Stored data entries
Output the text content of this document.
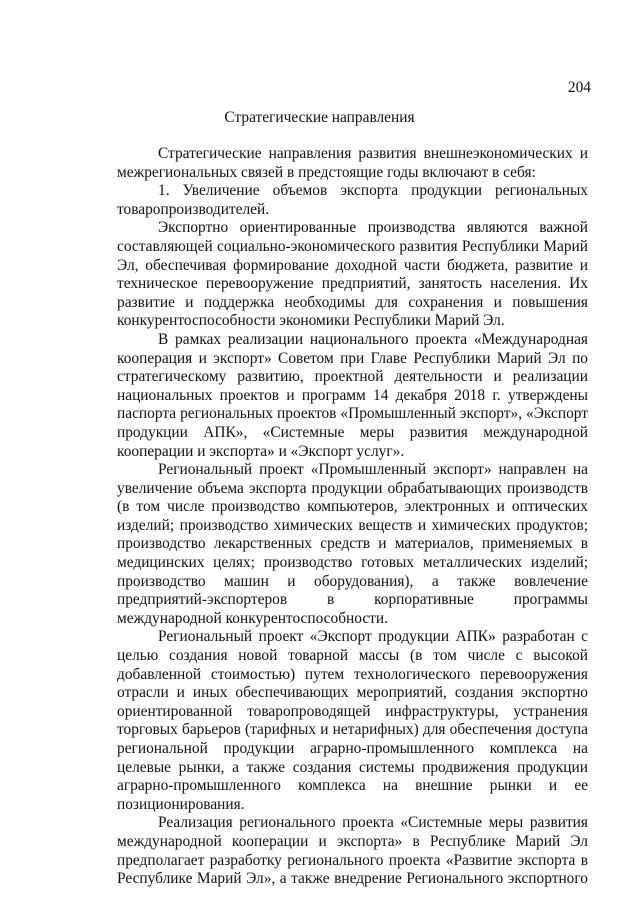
204
Стратегические направления

Стратегические направления развития внешнеэкономических и межрегиональных связей в предстоящие годы включают в себя:

1. Увеличение объемов экспорта продукции региональных товаропроизводителей.

Экспортно ориентированные производства являются важной составляющей социально-экономического развития Республики Марий Эл, обеспечивая формирование доходной части бюджета, развитие и техническое перевооружение предприятий, занятость населения. Их развитие и поддержка необходимы для сохранения и повышения конкурентоспособности экономики Республики Марий Эл.

В рамках реализации национального проекта «Международная кооперация и экспорт» Советом при Главе Республики Марий Эл по стратегическому развитию, проектной деятельности и реализации национальных проектов и программ 14 декабря 2018 г. утверждены паспорта региональных проектов «Промышленный экспорт», «Экспорт продукции АПК», «Системные меры развития международной кооперации и экспорта» и «Экспорт услуг».

Региональный проект «Промышленный экспорт» направлен на увеличение объема экспорта продукции обрабатывающих производств (в том числе производство компьютеров, электронных и оптических изделий; производство химических веществ и химических продуктов; производство лекарственных средств и материалов, применяемых в медицинских целях; производство готовых металлических изделий; производство машин и оборудования), а также вовлечение предприятий-экспортеров в корпоративные программы международной конкурентоспособности.

Региональный проект «Экспорт продукции АПК» разработан с целью создания новой товарной массы (в том числе с высокой добавленной стоимостью) путем технологического перевооружения отрасли и иных обеспечивающих мероприятий, создания экспортно ориентированной товаропроводящей инфраструктуры, устранения торговых барьеров (тарифных и нетарифных) для обеспечения доступа региональной продукции аграрно-промышленного комплекса на целевые рынки, а также создания системы продвижения продукции аграрно-промышленного комплекса на внешние рынки и ее позиционирования.

Реализация регионального проекта «Системные меры развития международной кооперации и экспорта» в Республике Марий Эл предполагает разработку регионального проекта «Развитие экспорта в Республике Марий Эл», а также внедрение Регионального экспортного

> **Aim**
Examine the records and report how many lines contain the string "Стратегические". Only the number should be given.

> **Solution**
2